> [Problem]
Copy out all of the data below with no alterations.

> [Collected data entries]
· · ·

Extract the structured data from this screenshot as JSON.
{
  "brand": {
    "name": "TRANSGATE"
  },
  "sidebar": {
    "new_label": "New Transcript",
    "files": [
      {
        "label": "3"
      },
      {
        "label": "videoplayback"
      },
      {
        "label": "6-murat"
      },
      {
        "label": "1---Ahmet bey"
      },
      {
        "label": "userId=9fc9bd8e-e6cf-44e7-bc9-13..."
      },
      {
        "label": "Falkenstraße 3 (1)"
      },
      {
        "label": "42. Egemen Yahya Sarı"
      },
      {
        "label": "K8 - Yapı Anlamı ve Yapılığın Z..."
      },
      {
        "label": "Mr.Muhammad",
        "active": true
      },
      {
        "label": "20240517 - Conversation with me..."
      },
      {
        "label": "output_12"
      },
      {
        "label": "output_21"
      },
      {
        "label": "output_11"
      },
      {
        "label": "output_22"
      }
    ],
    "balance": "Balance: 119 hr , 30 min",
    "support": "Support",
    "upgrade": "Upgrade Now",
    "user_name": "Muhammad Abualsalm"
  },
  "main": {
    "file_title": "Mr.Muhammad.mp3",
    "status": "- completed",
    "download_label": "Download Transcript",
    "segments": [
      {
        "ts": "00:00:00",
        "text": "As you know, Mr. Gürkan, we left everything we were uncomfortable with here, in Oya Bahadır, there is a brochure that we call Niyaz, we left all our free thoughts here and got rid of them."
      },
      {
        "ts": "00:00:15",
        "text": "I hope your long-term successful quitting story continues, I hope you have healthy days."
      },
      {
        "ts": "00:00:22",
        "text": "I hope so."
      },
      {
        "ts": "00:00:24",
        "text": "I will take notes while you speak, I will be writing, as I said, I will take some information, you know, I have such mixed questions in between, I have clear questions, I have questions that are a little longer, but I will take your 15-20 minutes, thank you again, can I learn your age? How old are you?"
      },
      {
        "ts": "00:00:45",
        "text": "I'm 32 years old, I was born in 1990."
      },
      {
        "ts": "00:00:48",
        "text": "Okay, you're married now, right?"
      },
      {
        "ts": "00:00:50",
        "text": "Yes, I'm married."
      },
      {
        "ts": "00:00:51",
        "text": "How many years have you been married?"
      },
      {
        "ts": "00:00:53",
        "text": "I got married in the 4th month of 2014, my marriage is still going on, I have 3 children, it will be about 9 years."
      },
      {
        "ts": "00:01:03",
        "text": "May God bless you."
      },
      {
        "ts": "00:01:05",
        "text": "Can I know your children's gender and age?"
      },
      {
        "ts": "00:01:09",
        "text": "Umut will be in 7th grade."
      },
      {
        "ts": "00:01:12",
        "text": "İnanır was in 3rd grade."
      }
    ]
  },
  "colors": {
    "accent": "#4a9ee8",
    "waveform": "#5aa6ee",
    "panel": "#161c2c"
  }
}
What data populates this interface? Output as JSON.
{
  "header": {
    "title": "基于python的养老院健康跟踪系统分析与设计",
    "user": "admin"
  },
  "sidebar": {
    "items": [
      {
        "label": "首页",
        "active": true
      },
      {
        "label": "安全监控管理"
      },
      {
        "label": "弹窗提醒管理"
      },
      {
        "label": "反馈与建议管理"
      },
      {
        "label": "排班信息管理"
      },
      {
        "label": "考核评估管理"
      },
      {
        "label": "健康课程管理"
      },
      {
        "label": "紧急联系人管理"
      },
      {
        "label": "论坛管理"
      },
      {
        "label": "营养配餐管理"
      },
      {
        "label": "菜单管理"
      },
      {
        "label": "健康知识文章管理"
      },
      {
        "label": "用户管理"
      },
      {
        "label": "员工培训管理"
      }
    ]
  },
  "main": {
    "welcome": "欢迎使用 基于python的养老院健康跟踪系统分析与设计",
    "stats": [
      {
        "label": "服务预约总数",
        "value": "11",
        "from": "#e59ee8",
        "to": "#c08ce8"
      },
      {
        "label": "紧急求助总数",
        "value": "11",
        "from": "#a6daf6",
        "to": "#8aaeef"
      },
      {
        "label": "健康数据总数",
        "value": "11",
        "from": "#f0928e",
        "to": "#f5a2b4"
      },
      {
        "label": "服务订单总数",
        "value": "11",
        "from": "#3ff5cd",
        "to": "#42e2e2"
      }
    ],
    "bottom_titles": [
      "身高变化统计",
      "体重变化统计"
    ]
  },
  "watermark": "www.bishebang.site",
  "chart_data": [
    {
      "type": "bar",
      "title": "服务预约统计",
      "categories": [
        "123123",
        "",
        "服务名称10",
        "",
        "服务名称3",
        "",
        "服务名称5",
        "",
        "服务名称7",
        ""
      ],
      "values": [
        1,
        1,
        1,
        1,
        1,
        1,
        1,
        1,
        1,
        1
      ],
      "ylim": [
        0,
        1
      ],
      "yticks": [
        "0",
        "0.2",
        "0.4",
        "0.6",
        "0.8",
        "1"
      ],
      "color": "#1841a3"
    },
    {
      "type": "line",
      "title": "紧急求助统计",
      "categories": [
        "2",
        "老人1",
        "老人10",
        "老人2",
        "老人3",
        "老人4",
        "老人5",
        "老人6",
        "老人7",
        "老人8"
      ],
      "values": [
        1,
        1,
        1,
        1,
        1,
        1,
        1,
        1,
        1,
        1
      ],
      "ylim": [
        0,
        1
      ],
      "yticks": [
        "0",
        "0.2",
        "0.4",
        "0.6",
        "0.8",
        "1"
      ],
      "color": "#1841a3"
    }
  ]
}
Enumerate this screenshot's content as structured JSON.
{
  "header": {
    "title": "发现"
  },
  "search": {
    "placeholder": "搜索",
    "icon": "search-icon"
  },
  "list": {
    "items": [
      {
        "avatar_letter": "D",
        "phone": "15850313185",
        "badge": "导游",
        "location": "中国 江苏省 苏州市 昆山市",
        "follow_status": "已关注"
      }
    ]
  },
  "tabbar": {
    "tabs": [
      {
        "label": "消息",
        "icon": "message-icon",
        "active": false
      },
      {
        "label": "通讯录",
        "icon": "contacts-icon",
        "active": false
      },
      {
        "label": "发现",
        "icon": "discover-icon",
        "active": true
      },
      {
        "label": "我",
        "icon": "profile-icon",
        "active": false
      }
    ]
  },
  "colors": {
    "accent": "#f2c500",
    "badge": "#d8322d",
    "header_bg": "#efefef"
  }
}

· · ·

> [Full output]
Extract the structured data from this screenshot as JSON.
{
  "brand": {
    "name": "TRANSGATE"
  },
  "sidebar": {
    "new_label": "New Transcript",
    "files": [
      {
        "label": "3"
      },
      {
        "label": "videoplayback"
      },
      {
        "label": "6-murat"
      },
      {
        "label": "1---Ahmet bey"
      },
      {
        "label": "userId=9fc9bd8e-e6cf-44e7-bc9-13..."
      },
      {
        "label": "Falkenstraße 3 (1)"
      },
      {
        "label": "42. Egemen Yahya Sarı"
      },
      {
        "label": "K8 - Yapı Anlamı ve Yapılığın Z..."
      },
      {
        "label": "Mr.Muhammad",
        "active": true
      },
      {
        "label": "20240517 - Conversation with me..."
      },
      {
        "label": "output_12"
      },
      {
        "label": "output_21"
      },
      {
        "label": "output_11"
      },
      {
        "label": "output_22"
      }
    ],
    "balance": "Balance: 119 hr , 30 min",
    "support": "Support",
    "upgrade": "Upgrade Now",
    "user_name": "Muhammad Abualsalm"
  },
  "main": {
    "file_title": "Mr.Muhammad.mp3",
    "status": "- completed",
    "download_label": "Download Transcript",
    "segments": [
      {
        "ts": "00:00:00",
        "text": "As you know, Mr. Gürkan, we left everything we were uncomfortable with here, in Oya Bahadır, there is a brochure that we call Niyaz, we left all our free thoughts here and got rid of them."
      },
      {
        "ts": "00:00:15",
        "text": "I hope your long-term successful quitting story continues, I hope you have healthy days."
      },
      {
        "ts": "00:00:22",
        "text": "I hope so."
      },
      {
        "ts": "00:00:24",
        "text": "I will take notes while you speak, I will be writing, as I said, I will take some information, you know, I have such mixed questions in between, I have clear questions, I have questions that are a little longer, but I will take your 15-20 minutes, thank you again, can I learn your age? How old are you?"
      },
      {
        "ts": "00:00:45",
        "text": "I'm 32 years old, I was born in 1990."
      },
      {
        "ts": "00:00:48",
        "text": "Okay, you're married now, right?"
      },
      {
        "ts": "00:00:50",
        "text": "Yes, I'm married."
      },
      {
        "ts": "00:00:51",
        "text": "How many years have you been married?"
      },
      {
        "ts": "00:00:53",
        "text": "I got married in the 4th month of 2014, my marriage is still going on, I have 3 children, it will be about 9 years."
      },
      {
        "ts": "00:01:03",
        "text": "May God bless you."
      },
      {
        "ts": "00:01:05",
        "text": "Can I know your children's gender and age?"
      },
      {
        "ts": "00:01:09",
        "text": "Umut will be in 7th grade."
      },
      {
        "ts": "00:01:12",
        "text": "İnanır was in 3rd grade."
      }
    ]
  },
  "colors": {
    "accent": "#4a9ee8",
    "waveform": "#5aa6ee",
    "panel": "#161c2c"
  }
}
What data populates this interface? Output as JSON.
{
  "header": {
    "title": "基于python的养老院健康跟踪系统分析与设计",
    "user": "admin"
  },
  "sidebar": {
    "items": [
      {
        "label": "首页",
        "active": true
      },
      {
        "label": "安全监控管理"
      },
      {
        "label": "弹窗提醒管理"
      },
      {
        "label": "反馈与建议管理"
      },
      {
        "label": "排班信息管理"
      },
      {
        "label": "考核评估管理"
      },
      {
        "label": "健康课程管理"
      },
      {
        "label": "紧急联系人管理"
      },
      {
        "label": "论坛管理"
      },
      {
        "label": "营养配餐管理"
      },
      {
        "label": "菜单管理"
      },
      {
        "label": "健康知识文章管理"
      },
      {
        "label": "用户管理"
      },
      {
        "label": "员工培训管理"
      }
    ]
  },
  "main": {
    "welcome": "欢迎使用 基于python的养老院健康跟踪系统分析与设计",
    "stats": [
      {
        "label": "服务预约总数",
        "value": "11",
        "from": "#e59ee8",
        "to": "#c08ce8"
      },
      {
        "label": "紧急求助总数",
        "value": "11",
        "from": "#a6daf6",
        "to": "#8aaeef"
      },
      {
        "label": "健康数据总数",
        "value": "11",
        "from": "#f0928e",
        "to": "#f5a2b4"
      },
      {
        "label": "服务订单总数",
        "value": "11",
        "from": "#3ff5cd",
        "to": "#42e2e2"
      }
    ],
    "bottom_titles": [
      "身高变化统计",
      "体重变化统计"
    ]
  },
  "watermark": "www.bishebang.site",
  "chart_data": [
    {
      "type": "bar",
      "title": "服务预约统计",
      "categories": [
        "123123",
        "",
        "服务名称10",
        "",
        "服务名称3",
        "",
        "服务名称5",
        "",
        "服务名称7",
        ""
      ],
      "values": [
        1,
        1,
        1,
        1,
        1,
        1,
        1,
        1,
        1,
        1
      ],
      "ylim": [
        0,
        1
      ],
      "yticks": [
        "0",
        "0.2",
        "0.4",
        "0.6",
        "0.8",
        "1"
      ],
      "color": "#1841a3"
    },
    {
      "type": "line",
      "title": "紧急求助统计",
      "categories": [
        "2",
        "老人1",
        "老人10",
        "老人2",
        "老人3",
        "老人4",
        "老人5",
        "老人6",
        "老人7",
        "老人8"
      ],
      "values": [
        1,
        1,
        1,
        1,
        1,
        1,
        1,
        1,
        1,
        1
      ],
      "ylim": [
        0,
        1
      ],
      "yticks": [
        "0",
        "0.2",
        "0.4",
        "0.6",
        "0.8",
        "1"
      ],
      "color": "#1841a3"
    }
  ]
}
Enumerate this screenshot's content as structured JSON.
{
  "header": {
    "title": "发现"
  },
  "search": {
    "placeholder": "搜索",
    "icon": "search-icon"
  },
  "list": {
    "items": [
      {
        "avatar_letter": "D",
        "phone": "15850313185",
        "badge": "导游",
        "location": "中国 江苏省 苏州市 昆山市",
        "follow_status": "已关注"
      }
    ]
  },
  "tabbar": {
    "tabs": [
      {
        "label": "消息",
        "icon": "message-icon",
        "active": false
      },
      {
        "label": "通讯录",
        "icon": "contacts-icon",
        "active": false
      },
      {
        "label": "发现",
        "icon": "discover-icon",
        "active": true
      },
      {
        "label": "我",
        "icon": "profile-icon",
        "active": false
      }
    ]
  },
  "colors": {
    "accent": "#f2c500",
    "badge": "#d8322d",
    "header_bg": "#efefef"
  }
}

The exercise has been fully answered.